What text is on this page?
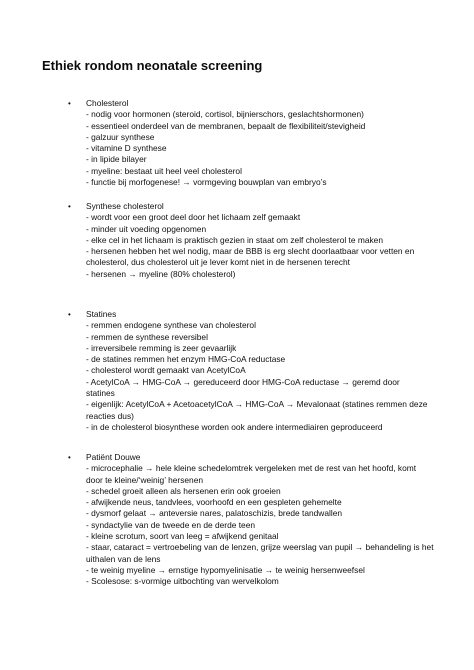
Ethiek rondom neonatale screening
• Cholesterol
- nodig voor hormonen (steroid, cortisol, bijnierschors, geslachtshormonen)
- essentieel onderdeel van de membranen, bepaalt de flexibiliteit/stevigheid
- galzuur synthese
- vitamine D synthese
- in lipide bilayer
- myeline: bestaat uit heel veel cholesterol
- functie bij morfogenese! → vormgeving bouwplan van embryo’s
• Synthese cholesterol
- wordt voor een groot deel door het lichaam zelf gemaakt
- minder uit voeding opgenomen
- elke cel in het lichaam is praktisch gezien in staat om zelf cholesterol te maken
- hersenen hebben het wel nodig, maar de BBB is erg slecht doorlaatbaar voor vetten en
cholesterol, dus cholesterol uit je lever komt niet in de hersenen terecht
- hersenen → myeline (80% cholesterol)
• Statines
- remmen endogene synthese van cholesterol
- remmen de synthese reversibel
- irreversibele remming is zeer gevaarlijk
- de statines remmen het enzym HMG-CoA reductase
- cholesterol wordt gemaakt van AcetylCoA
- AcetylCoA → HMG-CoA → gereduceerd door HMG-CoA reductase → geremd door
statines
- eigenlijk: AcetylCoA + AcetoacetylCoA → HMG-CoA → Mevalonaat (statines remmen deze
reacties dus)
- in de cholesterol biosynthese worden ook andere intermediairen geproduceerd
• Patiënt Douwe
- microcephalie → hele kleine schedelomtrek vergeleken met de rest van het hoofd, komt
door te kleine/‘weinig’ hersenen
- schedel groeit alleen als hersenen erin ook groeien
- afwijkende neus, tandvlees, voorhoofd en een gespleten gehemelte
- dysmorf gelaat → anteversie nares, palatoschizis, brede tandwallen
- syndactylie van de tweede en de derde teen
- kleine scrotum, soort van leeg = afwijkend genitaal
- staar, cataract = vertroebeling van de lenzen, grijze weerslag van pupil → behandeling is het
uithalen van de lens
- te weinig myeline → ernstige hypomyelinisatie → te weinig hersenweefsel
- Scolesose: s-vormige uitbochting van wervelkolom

● ● ● ● ●

Nothing but the exact text of the records should appear in your answer, with no pictures. Please write it out.

RESPONSE:
What text is on this page?
Ethiek rondom neonatale screening
• Cholesterol
- nodig voor hormonen (steroid, cortisol, bijnierschors, geslachtshormonen)
- essentieel onderdeel van de membranen, bepaalt de flexibiliteit/stevigheid
- galzuur synthese
- vitamine D synthese
- in lipide bilayer
- myeline: bestaat uit heel veel cholesterol
- functie bij morfogenese! → vormgeving bouwplan van embryo’s
• Synthese cholesterol
- wordt voor een groot deel door het lichaam zelf gemaakt
- minder uit voeding opgenomen
- elke cel in het lichaam is praktisch gezien in staat om zelf cholesterol te maken
- hersenen hebben het wel nodig, maar de BBB is erg slecht doorlaatbaar voor vetten en
cholesterol, dus cholesterol uit je lever komt niet in de hersenen terecht
- hersenen → myeline (80% cholesterol)
• Statines
- remmen endogene synthese van cholesterol
- remmen de synthese reversibel
- irreversibele remming is zeer gevaarlijk
- de statines remmen het enzym HMG-CoA reductase
- cholesterol wordt gemaakt van AcetylCoA
- AcetylCoA → HMG-CoA → gereduceerd door HMG-CoA reductase → geremd door
statines
- eigenlijk: AcetylCoA + AcetoacetylCoA → HMG-CoA → Mevalonaat (statines remmen deze
reacties dus)
- in de cholesterol biosynthese worden ook andere intermediairen geproduceerd
• Patiënt Douwe
- microcephalie → hele kleine schedelomtrek vergeleken met de rest van het hoofd, komt
door te kleine/‘weinig’ hersenen
- schedel groeit alleen als hersenen erin ook groeien
- afwijkende neus, tandvlees, voorhoofd en een gespleten gehemelte
- dysmorf gelaat → anteversie nares, palatoschizis, brede tandwallen
- syndactylie van de tweede en de derde teen
- kleine scrotum, soort van leeg = afwijkend genitaal
- staar, cataract = vertroebeling van de lenzen, grijze weerslag van pupil → behandeling is het
uithalen van de lens
- te weinig myeline → ernstige hypomyelinisatie → te weinig hersenweefsel
- Scolesose: s-vormige uitbochting van wervelkolom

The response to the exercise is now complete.